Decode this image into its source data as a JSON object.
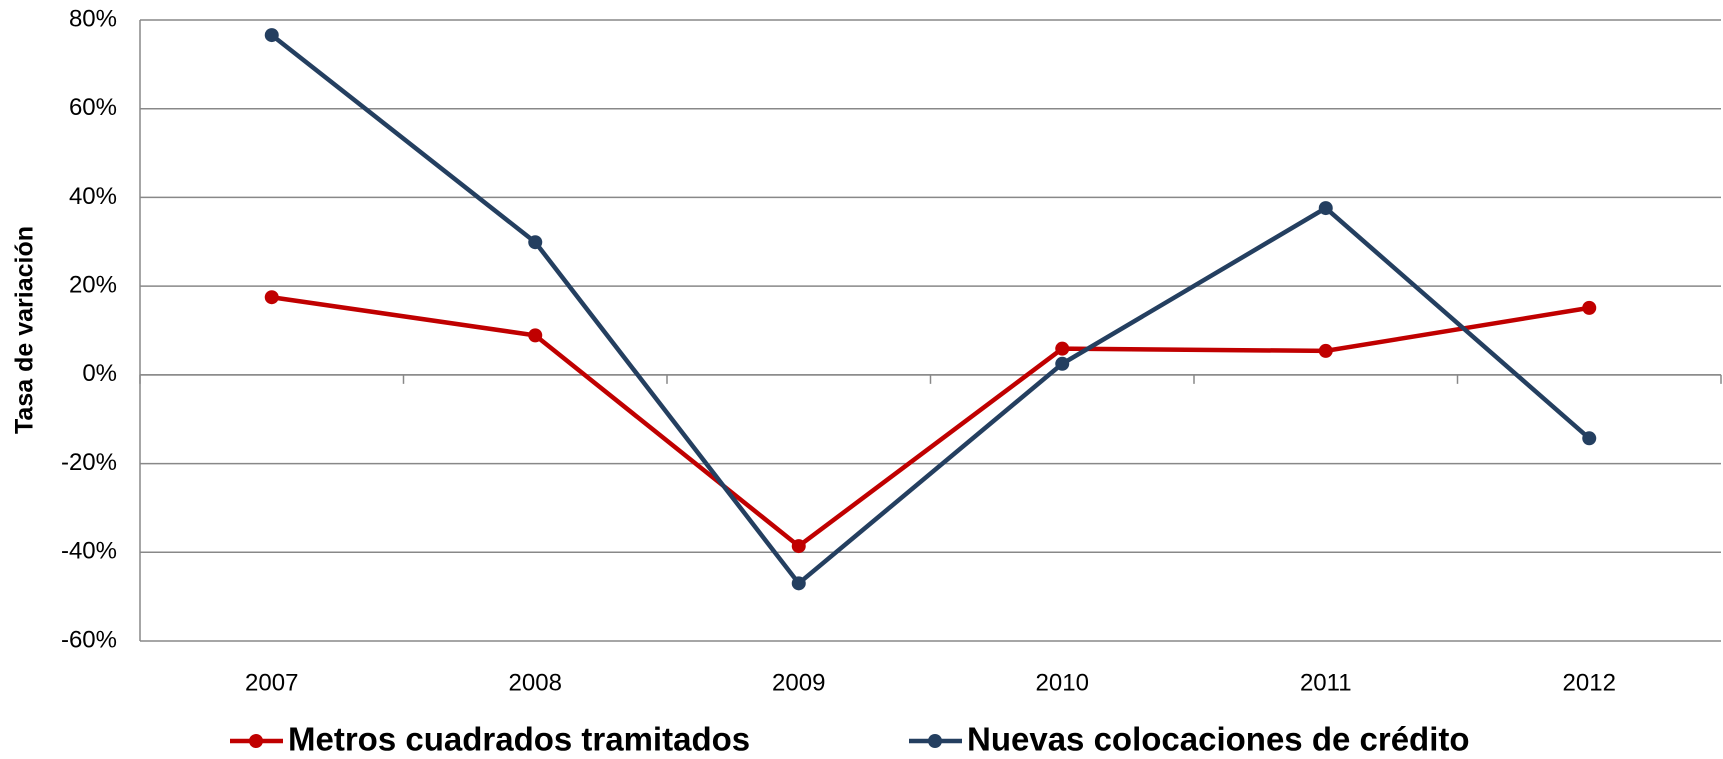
{
  "chart_data": {
    "type": "line",
    "y_label": "Tasa de variación",
    "categories": [
      "2007",
      "2008",
      "2009",
      "2010",
      "2011",
      "2012"
    ],
    "series": [
      {
        "name": "Metros cuadrados tramitados",
        "color": "#c00000",
        "values": [
          17.5,
          8.9,
          -38.6,
          5.9,
          5.4,
          15.1
        ]
      },
      {
        "name": "Nuevas colocaciones de crédito",
        "color": "#243f60",
        "values": [
          76.6,
          29.9,
          -47,
          2.5,
          37.6,
          -14.3
        ]
      }
    ],
    "ylim": [
      -60,
      80
    ],
    "yticks": [
      {
        "value": -60,
        "label": "-60%"
      },
      {
        "value": -40,
        "label": "-40%"
      },
      {
        "value": -20,
        "label": "-20%"
      },
      {
        "value": 0,
        "label": "0%"
      },
      {
        "value": 20,
        "label": "20%"
      },
      {
        "value": 40,
        "label": "40%"
      },
      {
        "value": 60,
        "label": "60%"
      },
      {
        "value": 80,
        "label": "80%"
      }
    ],
    "grid": true
  }
}
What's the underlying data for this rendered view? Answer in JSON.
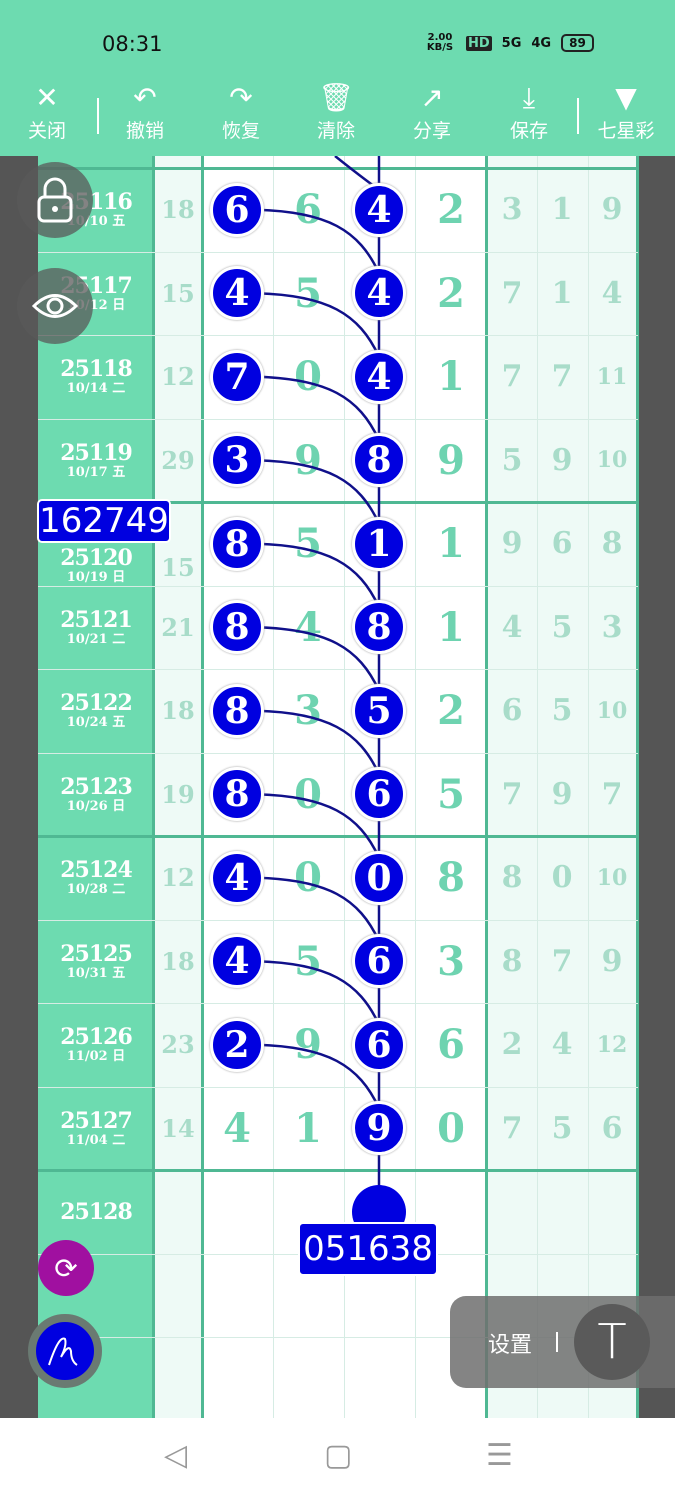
{
  "status": {
    "time": "08:31",
    "speed": "2.00 KB/S",
    "hd": "HD",
    "net1": "5G",
    "net2": "4G",
    "battery": "89"
  },
  "toolbar": [
    {
      "icon": "close-icon",
      "glyph": "✕",
      "label": "关闭"
    },
    {
      "icon": "undo-icon",
      "glyph": "↶",
      "label": "撤销"
    },
    {
      "icon": "redo-icon",
      "glyph": "↷",
      "label": "恢复"
    },
    {
      "icon": "trash-icon",
      "glyph": "🗑",
      "label": "清除"
    },
    {
      "icon": "share-icon",
      "glyph": "↗",
      "label": "分享"
    },
    {
      "icon": "download-icon",
      "glyph": "⤓",
      "label": "保存"
    },
    {
      "icon": "dropdown-triangle-icon",
      "glyph": "▼",
      "label": "七星彩"
    }
  ],
  "colors": {
    "accent": "#6ddbb0",
    "ball": "#0000e0",
    "digit": "#6ed3b0",
    "light_digit": "#a8dcc9",
    "purple": "#a010a0"
  },
  "rows": [
    {
      "id": "25116",
      "date": "10/10 五",
      "sum": "18",
      "d": [
        "6",
        "6",
        "4",
        "2"
      ],
      "r": [
        "3",
        "1",
        "9"
      ],
      "circled": [
        0,
        2
      ]
    },
    {
      "id": "25117",
      "date": "10/12 日",
      "sum": "15",
      "d": [
        "4",
        "5",
        "4",
        "2"
      ],
      "r": [
        "7",
        "1",
        "4"
      ],
      "circled": [
        0,
        2
      ]
    },
    {
      "id": "25118",
      "date": "10/14 二",
      "sum": "12",
      "d": [
        "7",
        "0",
        "4",
        "1"
      ],
      "r": [
        "7",
        "7",
        "11"
      ],
      "circled": [
        0,
        2
      ]
    },
    {
      "id": "25119",
      "date": "10/17 五",
      "sum": "29",
      "d": [
        "3",
        "9",
        "8",
        "9"
      ],
      "r": [
        "5",
        "9",
        "10"
      ],
      "circled": [
        0,
        2
      ]
    },
    {
      "id": "25120",
      "date": "10/19 日",
      "sum": "15",
      "d": [
        "8",
        "5",
        "1",
        "1"
      ],
      "r": [
        "9",
        "6",
        "8"
      ],
      "circled": [
        0,
        2
      ]
    },
    {
      "id": "25121",
      "date": "10/21 二",
      "sum": "21",
      "d": [
        "8",
        "4",
        "8",
        "1"
      ],
      "r": [
        "4",
        "5",
        "3"
      ],
      "circled": [
        0,
        2
      ]
    },
    {
      "id": "25122",
      "date": "10/24 五",
      "sum": "18",
      "d": [
        "8",
        "3",
        "5",
        "2"
      ],
      "r": [
        "6",
        "5",
        "10"
      ],
      "circled": [
        0,
        2
      ]
    },
    {
      "id": "25123",
      "date": "10/26 日",
      "sum": "19",
      "d": [
        "8",
        "0",
        "6",
        "5"
      ],
      "r": [
        "7",
        "9",
        "7"
      ],
      "circled": [
        0,
        2
      ]
    },
    {
      "id": "25124",
      "date": "10/28 二",
      "sum": "12",
      "d": [
        "4",
        "0",
        "0",
        "8"
      ],
      "r": [
        "8",
        "0",
        "10"
      ],
      "circled": [
        0,
        2
      ]
    },
    {
      "id": "25125",
      "date": "10/31 五",
      "sum": "18",
      "d": [
        "4",
        "5",
        "6",
        "3"
      ],
      "r": [
        "8",
        "7",
        "9"
      ],
      "circled": [
        0,
        2
      ]
    },
    {
      "id": "25126",
      "date": "11/02 日",
      "sum": "23",
      "d": [
        "2",
        "9",
        "6",
        "6"
      ],
      "r": [
        "2",
        "4",
        "12"
      ],
      "circled": [
        0,
        2
      ]
    },
    {
      "id": "25127",
      "date": "11/04 二",
      "sum": "14",
      "d": [
        "4",
        "1",
        "9",
        "0"
      ],
      "r": [
        "7",
        "5",
        "6"
      ],
      "circled": [
        2
      ]
    },
    {
      "id": "25128",
      "date": "",
      "sum": "",
      "d": [
        "",
        "",
        "",
        ""
      ],
      "r": [
        "",
        "",
        ""
      ],
      "circled": []
    }
  ],
  "badges": {
    "left": "162749",
    "bottom": "051638"
  },
  "floating": {
    "settings": "设置",
    "text_tool": "T"
  },
  "nav": {
    "back": "◁",
    "home": "▢",
    "menu": "☰"
  }
}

[Short exercise]: Copy the listing exactly. Any image in it stays out of the copy.

[Answer for the task]:
Decode this image into its source data as a JSON object.
{
  "chart_data": {
    "type": "line",
    "y_label": "Tasa de variación",
    "categories": [
      "2007",
      "2008",
      "2009",
      "2010",
      "2011",
      "2012"
    ],
    "series": [
      {
        "name": "Metros cuadrados tramitados",
        "color": "#c00000",
        "values": [
          17.5,
          8.9,
          -38.6,
          5.9,
          5.4,
          15.1
        ]
      },
      {
        "name": "Nuevas colocaciones de crédito",
        "color": "#243f60",
        "values": [
          76.6,
          29.9,
          -47,
          2.5,
          37.6,
          -14.3
        ]
      }
    ],
    "ylim": [
      -60,
      80
    ],
    "yticks": [
      {
        "value": -60,
        "label": "-60%"
      },
      {
        "value": -40,
        "label": "-40%"
      },
      {
        "value": -20,
        "label": "-20%"
      },
      {
        "value": 0,
        "label": "0%"
      },
      {
        "value": 20,
        "label": "20%"
      },
      {
        "value": 40,
        "label": "40%"
      },
      {
        "value": 60,
        "label": "60%"
      },
      {
        "value": 80,
        "label": "80%"
      }
    ],
    "grid": true
  }
}
What's the underlying data for this rendered view? Answer in JSON.
{
  "status": {
    "time": "08:31",
    "speed": "2.00 KB/S",
    "hd": "HD",
    "net1": "5G",
    "net2": "4G",
    "battery": "89"
  },
  "toolbar": [
    {
      "icon": "close-icon",
      "glyph": "✕",
      "label": "关闭"
    },
    {
      "icon": "undo-icon",
      "glyph": "↶",
      "label": "撤销"
    },
    {
      "icon": "redo-icon",
      "glyph": "↷",
      "label": "恢复"
    },
    {
      "icon": "trash-icon",
      "glyph": "🗑",
      "label": "清除"
    },
    {
      "icon": "share-icon",
      "glyph": "↗",
      "label": "分享"
    },
    {
      "icon": "download-icon",
      "glyph": "⤓",
      "label": "保存"
    },
    {
      "icon": "dropdown-triangle-icon",
      "glyph": "▼",
      "label": "七星彩"
    }
  ],
  "colors": {
    "accent": "#6ddbb0",
    "ball": "#0000e0",
    "digit": "#6ed3b0",
    "light_digit": "#a8dcc9",
    "purple": "#a010a0"
  },
  "rows": [
    {
      "id": "25116",
      "date": "10/10 五",
      "sum": "18",
      "d": [
        "6",
        "6",
        "4",
        "2"
      ],
      "r": [
        "3",
        "1",
        "9"
      ],
      "circled": [
        0,
        2
      ]
    },
    {
      "id": "25117",
      "date": "10/12 日",
      "sum": "15",
      "d": [
        "4",
        "5",
        "4",
        "2"
      ],
      "r": [
        "7",
        "1",
        "4"
      ],
      "circled": [
        0,
        2
      ]
    },
    {
      "id": "25118",
      "date": "10/14 二",
      "sum": "12",
      "d": [
        "7",
        "0",
        "4",
        "1"
      ],
      "r": [
        "7",
        "7",
        "11"
      ],
      "circled": [
        0,
        2
      ]
    },
    {
      "id": "25119",
      "date": "10/17 五",
      "sum": "29",
      "d": [
        "3",
        "9",
        "8",
        "9"
      ],
      "r": [
        "5",
        "9",
        "10"
      ],
      "circled": [
        0,
        2
      ]
    },
    {
      "id": "25120",
      "date": "10/19 日",
      "sum": "15",
      "d": [
        "8",
        "5",
        "1",
        "1"
      ],
      "r": [
        "9",
        "6",
        "8"
      ],
      "circled": [
        0,
        2
      ]
    },
    {
      "id": "25121",
      "date": "10/21 二",
      "sum": "21",
      "d": [
        "8",
        "4",
        "8",
        "1"
      ],
      "r": [
        "4",
        "5",
        "3"
      ],
      "circled": [
        0,
        2
      ]
    },
    {
      "id": "25122",
      "date": "10/24 五",
      "sum": "18",
      "d": [
        "8",
        "3",
        "5",
        "2"
      ],
      "r": [
        "6",
        "5",
        "10"
      ],
      "circled": [
        0,
        2
      ]
    },
    {
      "id": "25123",
      "date": "10/26 日",
      "sum": "19",
      "d": [
        "8",
        "0",
        "6",
        "5"
      ],
      "r": [
        "7",
        "9",
        "7"
      ],
      "circled": [
        0,
        2
      ]
    },
    {
      "id": "25124",
      "date": "10/28 二",
      "sum": "12",
      "d": [
        "4",
        "0",
        "0",
        "8"
      ],
      "r": [
        "8",
        "0",
        "10"
      ],
      "circled": [
        0,
        2
      ]
    },
    {
      "id": "25125",
      "date": "10/31 五",
      "sum": "18",
      "d": [
        "4",
        "5",
        "6",
        "3"
      ],
      "r": [
        "8",
        "7",
        "9"
      ],
      "circled": [
        0,
        2
      ]
    },
    {
      "id": "25126",
      "date": "11/02 日",
      "sum": "23",
      "d": [
        "2",
        "9",
        "6",
        "6"
      ],
      "r": [
        "2",
        "4",
        "12"
      ],
      "circled": [
        0,
        2
      ]
    },
    {
      "id": "25127",
      "date": "11/04 二",
      "sum": "14",
      "d": [
        "4",
        "1",
        "9",
        "0"
      ],
      "r": [
        "7",
        "5",
        "6"
      ],
      "circled": [
        2
      ]
    },
    {
      "id": "25128",
      "date": "",
      "sum": "",
      "d": [
        "",
        "",
        "",
        ""
      ],
      "r": [
        "",
        "",
        ""
      ],
      "circled": []
    }
  ],
  "badges": {
    "left": "162749",
    "bottom": "051638"
  },
  "floating": {
    "settings": "设置",
    "text_tool": "T"
  },
  "nav": {
    "back": "◁",
    "home": "▢",
    "menu": "☰"
  }
}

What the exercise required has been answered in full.